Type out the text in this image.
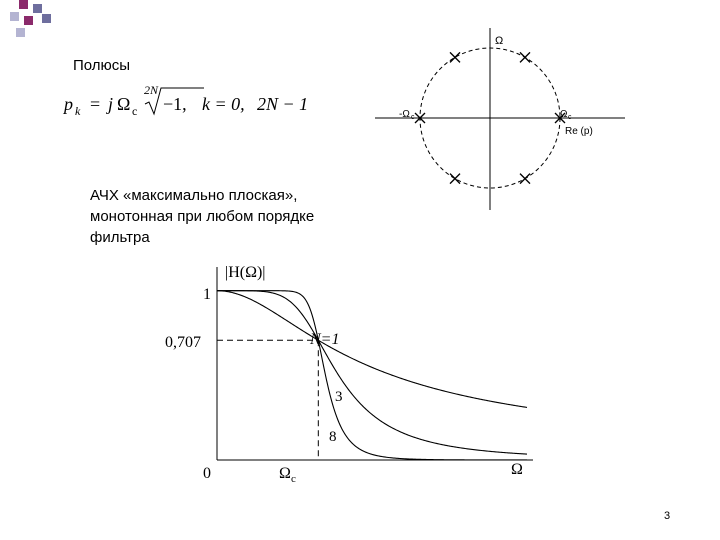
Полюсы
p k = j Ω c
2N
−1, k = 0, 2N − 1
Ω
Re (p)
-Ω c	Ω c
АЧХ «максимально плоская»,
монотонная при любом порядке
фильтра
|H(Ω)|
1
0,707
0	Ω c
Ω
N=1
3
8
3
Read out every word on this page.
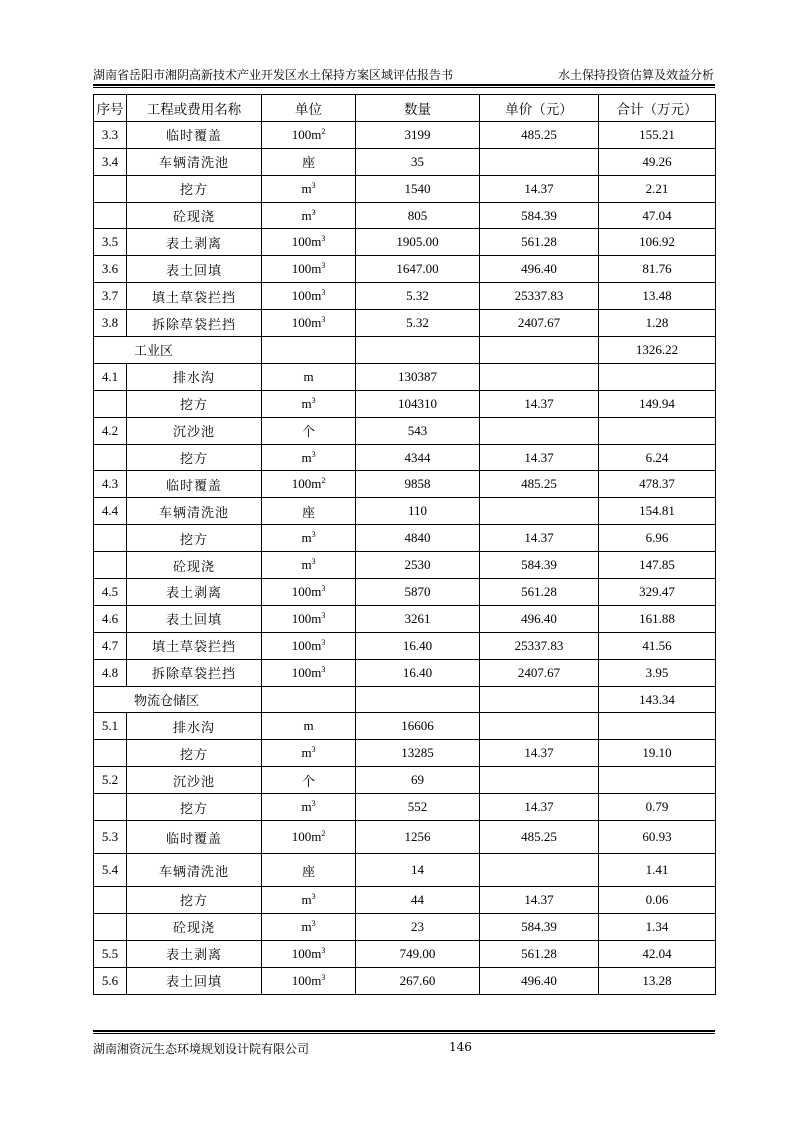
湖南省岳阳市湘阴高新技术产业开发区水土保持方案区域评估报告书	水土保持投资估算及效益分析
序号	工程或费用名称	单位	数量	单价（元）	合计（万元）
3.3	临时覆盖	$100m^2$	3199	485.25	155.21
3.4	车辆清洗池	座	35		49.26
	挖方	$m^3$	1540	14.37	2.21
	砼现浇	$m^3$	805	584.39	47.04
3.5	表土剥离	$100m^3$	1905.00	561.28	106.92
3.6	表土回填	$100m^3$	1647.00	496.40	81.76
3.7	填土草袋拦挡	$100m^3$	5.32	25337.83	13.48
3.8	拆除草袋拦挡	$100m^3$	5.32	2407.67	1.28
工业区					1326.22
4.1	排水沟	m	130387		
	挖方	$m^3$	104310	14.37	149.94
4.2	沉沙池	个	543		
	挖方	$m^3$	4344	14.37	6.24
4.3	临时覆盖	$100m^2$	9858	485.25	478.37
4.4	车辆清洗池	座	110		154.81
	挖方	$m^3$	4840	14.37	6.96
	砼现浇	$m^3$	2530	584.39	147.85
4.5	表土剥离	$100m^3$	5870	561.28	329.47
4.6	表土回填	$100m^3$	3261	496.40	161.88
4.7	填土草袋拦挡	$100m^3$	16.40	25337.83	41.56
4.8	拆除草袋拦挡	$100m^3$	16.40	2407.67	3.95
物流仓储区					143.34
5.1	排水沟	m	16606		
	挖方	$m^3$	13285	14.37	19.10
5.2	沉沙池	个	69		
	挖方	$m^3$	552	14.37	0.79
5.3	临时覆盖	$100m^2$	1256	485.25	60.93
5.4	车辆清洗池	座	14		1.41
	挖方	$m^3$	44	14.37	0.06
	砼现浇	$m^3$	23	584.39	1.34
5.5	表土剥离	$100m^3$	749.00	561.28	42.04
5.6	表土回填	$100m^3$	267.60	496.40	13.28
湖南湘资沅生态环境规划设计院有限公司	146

_ _ _ _ _

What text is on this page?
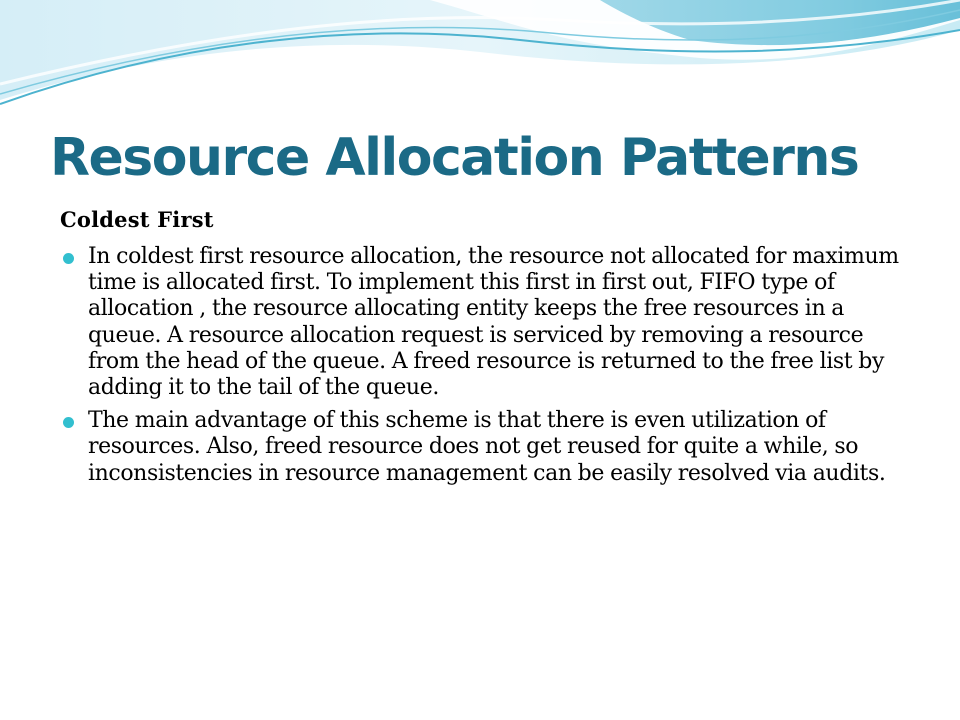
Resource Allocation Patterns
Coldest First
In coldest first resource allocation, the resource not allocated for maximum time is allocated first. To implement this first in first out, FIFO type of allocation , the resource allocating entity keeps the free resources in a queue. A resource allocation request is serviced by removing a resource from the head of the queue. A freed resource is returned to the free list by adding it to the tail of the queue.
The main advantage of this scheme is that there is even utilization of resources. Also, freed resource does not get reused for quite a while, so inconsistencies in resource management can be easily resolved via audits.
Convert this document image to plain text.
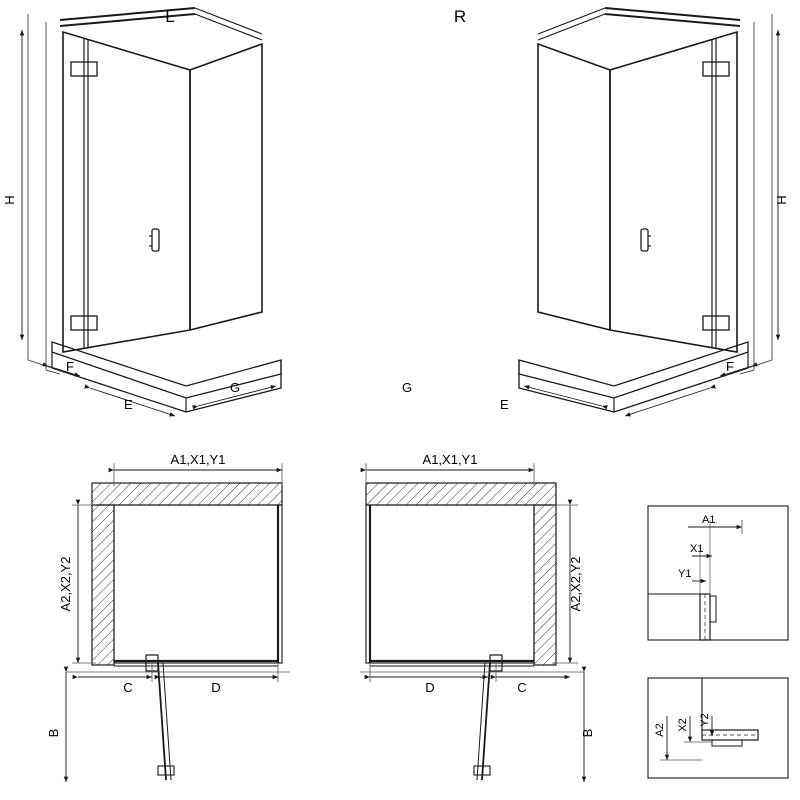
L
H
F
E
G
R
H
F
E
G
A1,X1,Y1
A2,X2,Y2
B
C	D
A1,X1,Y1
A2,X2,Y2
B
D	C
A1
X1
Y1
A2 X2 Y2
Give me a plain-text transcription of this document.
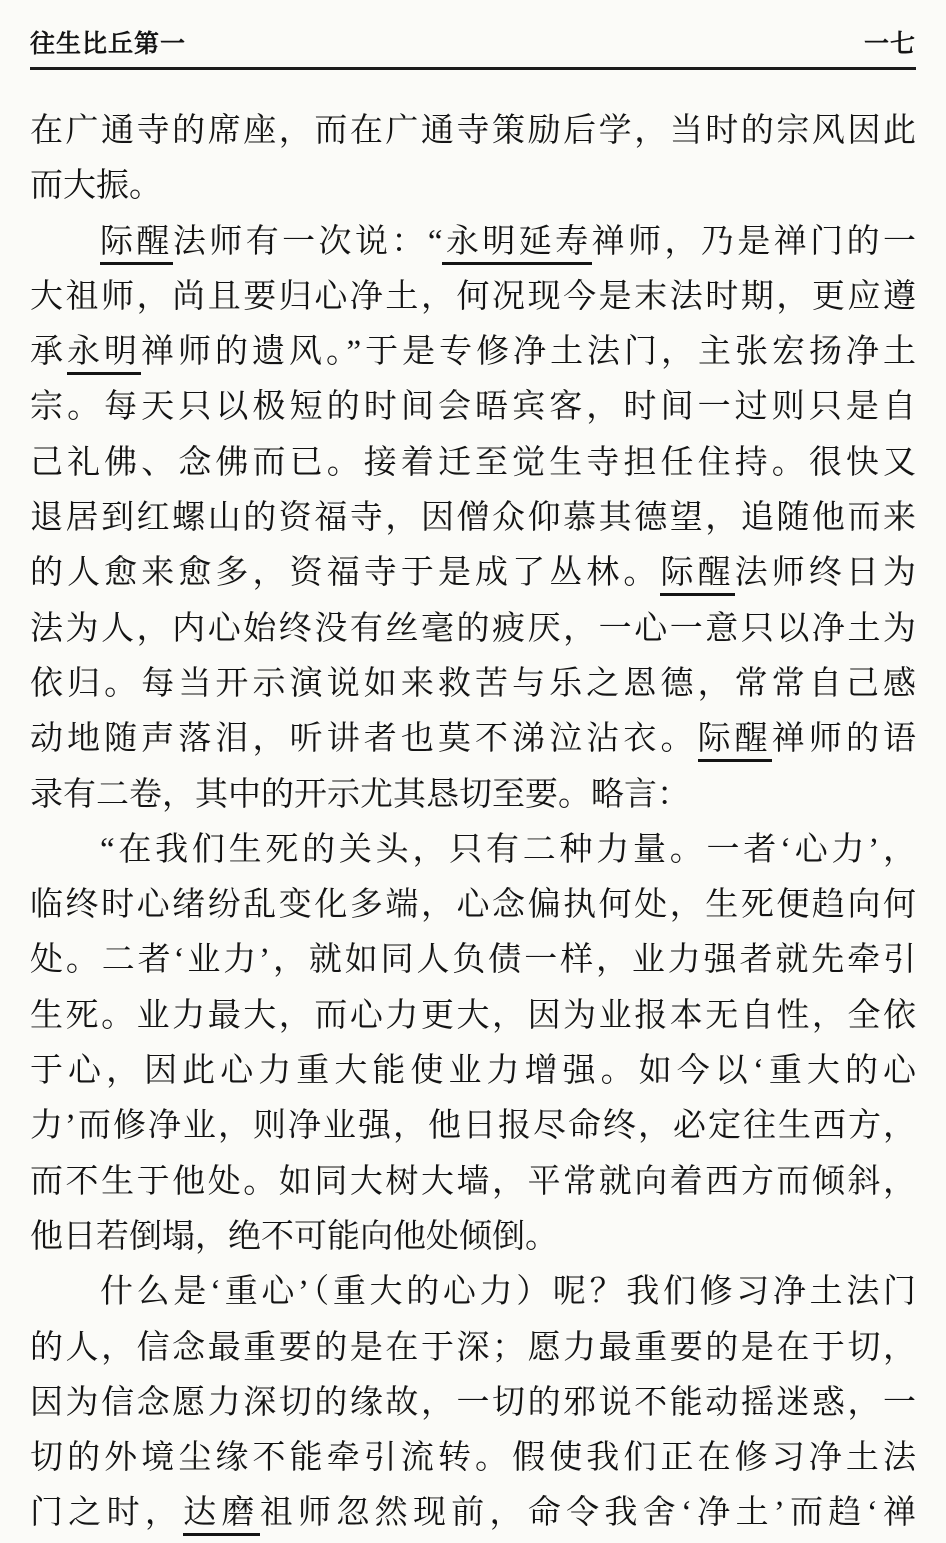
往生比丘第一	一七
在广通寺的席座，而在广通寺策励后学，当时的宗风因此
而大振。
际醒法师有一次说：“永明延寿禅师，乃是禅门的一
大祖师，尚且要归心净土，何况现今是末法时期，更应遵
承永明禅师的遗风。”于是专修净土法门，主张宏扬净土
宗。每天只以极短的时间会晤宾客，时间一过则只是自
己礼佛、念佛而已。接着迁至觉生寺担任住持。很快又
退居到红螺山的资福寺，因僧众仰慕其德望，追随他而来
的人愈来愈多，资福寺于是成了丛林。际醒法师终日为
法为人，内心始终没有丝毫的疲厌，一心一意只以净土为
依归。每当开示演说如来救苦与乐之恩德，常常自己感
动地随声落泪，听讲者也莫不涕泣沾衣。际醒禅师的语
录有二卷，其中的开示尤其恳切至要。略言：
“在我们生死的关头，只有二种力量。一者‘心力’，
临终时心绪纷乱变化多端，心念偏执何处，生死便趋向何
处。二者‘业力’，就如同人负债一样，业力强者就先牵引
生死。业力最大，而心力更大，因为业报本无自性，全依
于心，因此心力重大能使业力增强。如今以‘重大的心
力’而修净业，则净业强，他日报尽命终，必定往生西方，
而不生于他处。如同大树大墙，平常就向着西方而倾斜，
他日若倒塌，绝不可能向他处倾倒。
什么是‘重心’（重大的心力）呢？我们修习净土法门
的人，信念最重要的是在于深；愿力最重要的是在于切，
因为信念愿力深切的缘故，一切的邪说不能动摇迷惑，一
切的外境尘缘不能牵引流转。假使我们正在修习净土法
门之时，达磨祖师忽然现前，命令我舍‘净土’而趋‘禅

_ _ _ _ _

§ Exercise
List every line from the entries above in which "拆除草袋拦挡" appears.

§ Expected output
3.8	拆除草袋拦挡	$100m^3$	5.32	2407.67	1.28
4.8	拆除草袋拦挡	$100m^3$	16.40	2407.67	3.95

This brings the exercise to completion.